# START OF Dataset rows

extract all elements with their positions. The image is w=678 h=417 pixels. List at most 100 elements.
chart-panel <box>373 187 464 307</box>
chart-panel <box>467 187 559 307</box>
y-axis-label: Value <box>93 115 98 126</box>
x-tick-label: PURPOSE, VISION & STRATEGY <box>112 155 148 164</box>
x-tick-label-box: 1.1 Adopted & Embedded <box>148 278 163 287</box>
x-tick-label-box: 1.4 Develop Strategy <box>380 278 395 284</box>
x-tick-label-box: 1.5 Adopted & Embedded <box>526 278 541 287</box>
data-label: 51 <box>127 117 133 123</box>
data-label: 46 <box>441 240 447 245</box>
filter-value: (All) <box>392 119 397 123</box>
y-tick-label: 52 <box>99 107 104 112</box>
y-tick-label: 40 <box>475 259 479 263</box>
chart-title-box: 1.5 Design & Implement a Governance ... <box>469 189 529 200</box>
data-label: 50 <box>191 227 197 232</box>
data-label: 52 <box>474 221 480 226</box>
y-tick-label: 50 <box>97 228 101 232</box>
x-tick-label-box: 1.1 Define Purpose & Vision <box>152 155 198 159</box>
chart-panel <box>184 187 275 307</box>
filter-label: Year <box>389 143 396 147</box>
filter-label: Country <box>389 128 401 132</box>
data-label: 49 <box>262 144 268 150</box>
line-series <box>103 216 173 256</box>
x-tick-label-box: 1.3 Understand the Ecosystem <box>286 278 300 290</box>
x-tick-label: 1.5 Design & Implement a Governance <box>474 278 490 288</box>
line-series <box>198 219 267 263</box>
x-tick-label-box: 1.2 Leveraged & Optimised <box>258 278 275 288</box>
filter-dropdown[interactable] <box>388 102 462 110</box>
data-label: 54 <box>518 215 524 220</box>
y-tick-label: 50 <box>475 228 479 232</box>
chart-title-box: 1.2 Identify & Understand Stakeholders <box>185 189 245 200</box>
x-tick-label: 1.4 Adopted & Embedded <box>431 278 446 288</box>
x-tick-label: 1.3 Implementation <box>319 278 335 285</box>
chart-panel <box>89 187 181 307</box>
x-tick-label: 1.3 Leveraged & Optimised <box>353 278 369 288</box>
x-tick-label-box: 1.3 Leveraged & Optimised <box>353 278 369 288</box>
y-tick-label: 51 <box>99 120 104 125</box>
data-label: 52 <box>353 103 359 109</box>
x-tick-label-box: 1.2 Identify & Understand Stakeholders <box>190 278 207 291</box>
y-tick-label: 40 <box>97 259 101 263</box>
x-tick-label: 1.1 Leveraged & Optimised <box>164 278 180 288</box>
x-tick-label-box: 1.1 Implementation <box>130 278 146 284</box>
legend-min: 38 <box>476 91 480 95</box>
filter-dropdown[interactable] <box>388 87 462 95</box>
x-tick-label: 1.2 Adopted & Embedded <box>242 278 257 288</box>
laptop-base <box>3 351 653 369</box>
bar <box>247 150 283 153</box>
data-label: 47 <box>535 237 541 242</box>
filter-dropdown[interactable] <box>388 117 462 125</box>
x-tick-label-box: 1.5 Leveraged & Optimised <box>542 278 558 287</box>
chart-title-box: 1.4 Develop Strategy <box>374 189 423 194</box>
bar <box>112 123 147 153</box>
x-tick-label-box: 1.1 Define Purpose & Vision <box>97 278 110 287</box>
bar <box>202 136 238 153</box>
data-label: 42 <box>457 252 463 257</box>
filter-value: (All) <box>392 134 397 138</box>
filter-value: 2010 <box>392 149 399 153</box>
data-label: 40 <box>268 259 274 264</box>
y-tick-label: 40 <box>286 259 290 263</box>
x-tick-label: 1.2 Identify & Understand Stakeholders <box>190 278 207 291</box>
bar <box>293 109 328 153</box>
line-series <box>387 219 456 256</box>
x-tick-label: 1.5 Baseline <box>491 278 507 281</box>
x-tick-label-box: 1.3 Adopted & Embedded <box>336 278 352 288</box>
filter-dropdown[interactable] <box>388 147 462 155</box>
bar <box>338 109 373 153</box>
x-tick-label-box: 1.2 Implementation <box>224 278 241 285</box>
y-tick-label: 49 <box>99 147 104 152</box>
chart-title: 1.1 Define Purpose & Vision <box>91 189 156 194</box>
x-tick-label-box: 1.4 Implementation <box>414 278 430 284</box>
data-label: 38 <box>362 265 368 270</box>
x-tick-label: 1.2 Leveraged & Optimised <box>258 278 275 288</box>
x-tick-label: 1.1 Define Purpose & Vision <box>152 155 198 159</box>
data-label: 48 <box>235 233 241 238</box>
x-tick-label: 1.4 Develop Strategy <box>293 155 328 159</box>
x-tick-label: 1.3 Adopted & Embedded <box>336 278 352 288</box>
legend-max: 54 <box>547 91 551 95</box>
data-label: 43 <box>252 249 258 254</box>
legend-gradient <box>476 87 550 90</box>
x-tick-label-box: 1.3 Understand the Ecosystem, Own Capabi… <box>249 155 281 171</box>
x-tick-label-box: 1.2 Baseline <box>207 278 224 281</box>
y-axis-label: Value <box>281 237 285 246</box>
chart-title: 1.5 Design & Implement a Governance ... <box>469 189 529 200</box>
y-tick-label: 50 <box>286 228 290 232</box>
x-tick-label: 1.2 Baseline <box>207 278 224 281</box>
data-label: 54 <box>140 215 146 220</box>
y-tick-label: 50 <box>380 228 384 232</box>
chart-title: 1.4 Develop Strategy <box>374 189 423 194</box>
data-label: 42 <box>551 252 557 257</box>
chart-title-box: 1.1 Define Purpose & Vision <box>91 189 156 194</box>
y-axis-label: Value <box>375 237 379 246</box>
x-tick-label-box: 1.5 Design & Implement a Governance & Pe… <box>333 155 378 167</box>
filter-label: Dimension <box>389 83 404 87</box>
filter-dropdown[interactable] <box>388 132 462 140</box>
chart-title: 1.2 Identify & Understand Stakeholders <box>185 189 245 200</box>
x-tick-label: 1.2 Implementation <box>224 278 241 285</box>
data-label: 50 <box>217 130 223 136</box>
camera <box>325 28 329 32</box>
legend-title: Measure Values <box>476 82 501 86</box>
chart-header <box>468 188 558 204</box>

# END OF Dataset rows

The exercise
List every line of the items above that contains the word "Define", matching its capitalization exactly.

Solution to the exercise
x-tick-label-box: 1.1 Define Purpose & Vision <box>152 155 198 159</box>
x-tick-label-box: 1.1 Define Purpose & Vision <box>97 278 110 287</box>
chart-title: 1.1 Define Purpose & Vision <box>91 189 156 194</box>
x-tick-label: 1.1 Define Purpose & Vision <box>152 155 198 159</box>
chart-title-box: 1.1 Define Purpose & Vision <box>91 189 156 194</box>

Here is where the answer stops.